*EXERCISE DESCRIPTION*:
All of the lines below are to be transcribed faithfully, with pictures excluded from the copy.

*RECORDS FOR THIS TASK*:
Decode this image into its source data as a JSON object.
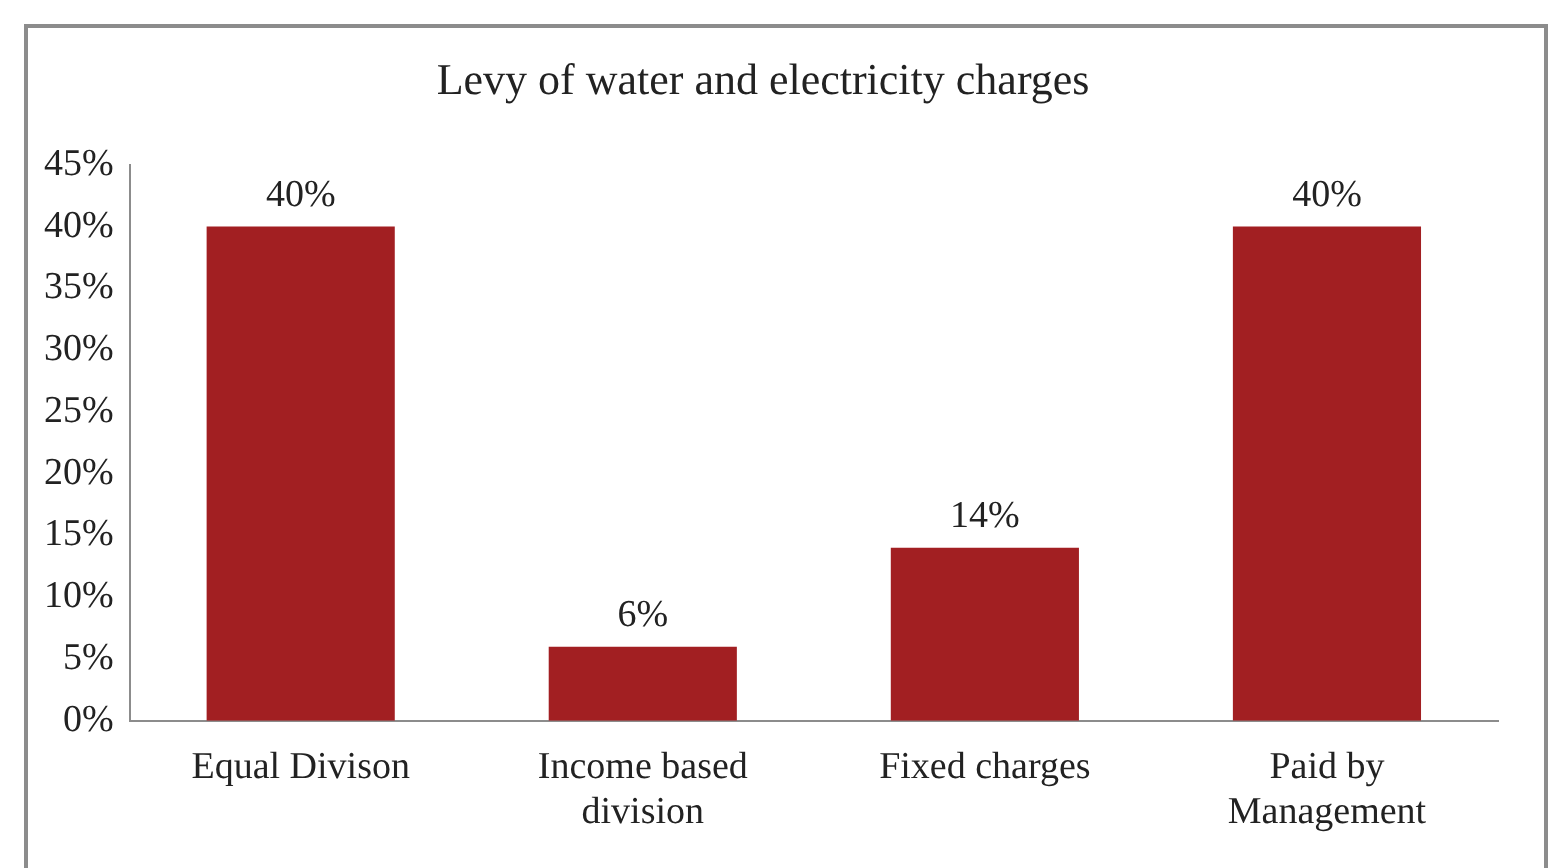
{
  "chart_data": {
    "type": "bar",
    "title": "Levy of water and electricity charges",
    "categories": [
      "Equal Divison",
      "Income based division",
      "Fixed charges",
      "Paid by Management"
    ],
    "values": [
      40,
      6,
      14,
      40
    ],
    "color": "#a21f22",
    "value_labels": [
      "40%",
      "6%",
      "14%",
      "40%"
    ],
    "ylim": [
      0,
      45
    ],
    "yticks": [
      {
        "value": 0,
        "label": "0%"
      },
      {
        "value": 5,
        "label": "5%"
      },
      {
        "value": 10,
        "label": "10%"
      },
      {
        "value": 15,
        "label": "15%"
      },
      {
        "value": 20,
        "label": "20%"
      },
      {
        "value": 25,
        "label": "25%"
      },
      {
        "value": 30,
        "label": "30%"
      },
      {
        "value": 35,
        "label": "35%"
      },
      {
        "value": 40,
        "label": "40%"
      },
      {
        "value": 45,
        "label": "45%"
      }
    ],
    "grid": false,
    "legend": false
  }
}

*REPLY TO THE TASK*:
Decode this image into its source data as a JSON object.
{
  "chart_data": {
    "type": "bar",
    "title": "Levy of water and electricity charges",
    "categories": [
      "Equal Divison",
      "Income based division",
      "Fixed charges",
      "Paid by Management"
    ],
    "values": [
      40,
      6,
      14,
      40
    ],
    "color": "#a21f22",
    "value_labels": [
      "40%",
      "6%",
      "14%",
      "40%"
    ],
    "ylim": [
      0,
      45
    ],
    "yticks": [
      {
        "value": 0,
        "label": "0%"
      },
      {
        "value": 5,
        "label": "5%"
      },
      {
        "value": 10,
        "label": "10%"
      },
      {
        "value": 15,
        "label": "15%"
      },
      {
        "value": 20,
        "label": "20%"
      },
      {
        "value": 25,
        "label": "25%"
      },
      {
        "value": 30,
        "label": "30%"
      },
      {
        "value": 35,
        "label": "35%"
      },
      {
        "value": 40,
        "label": "40%"
      },
      {
        "value": 45,
        "label": "45%"
      }
    ],
    "grid": false,
    "legend": false
  }
}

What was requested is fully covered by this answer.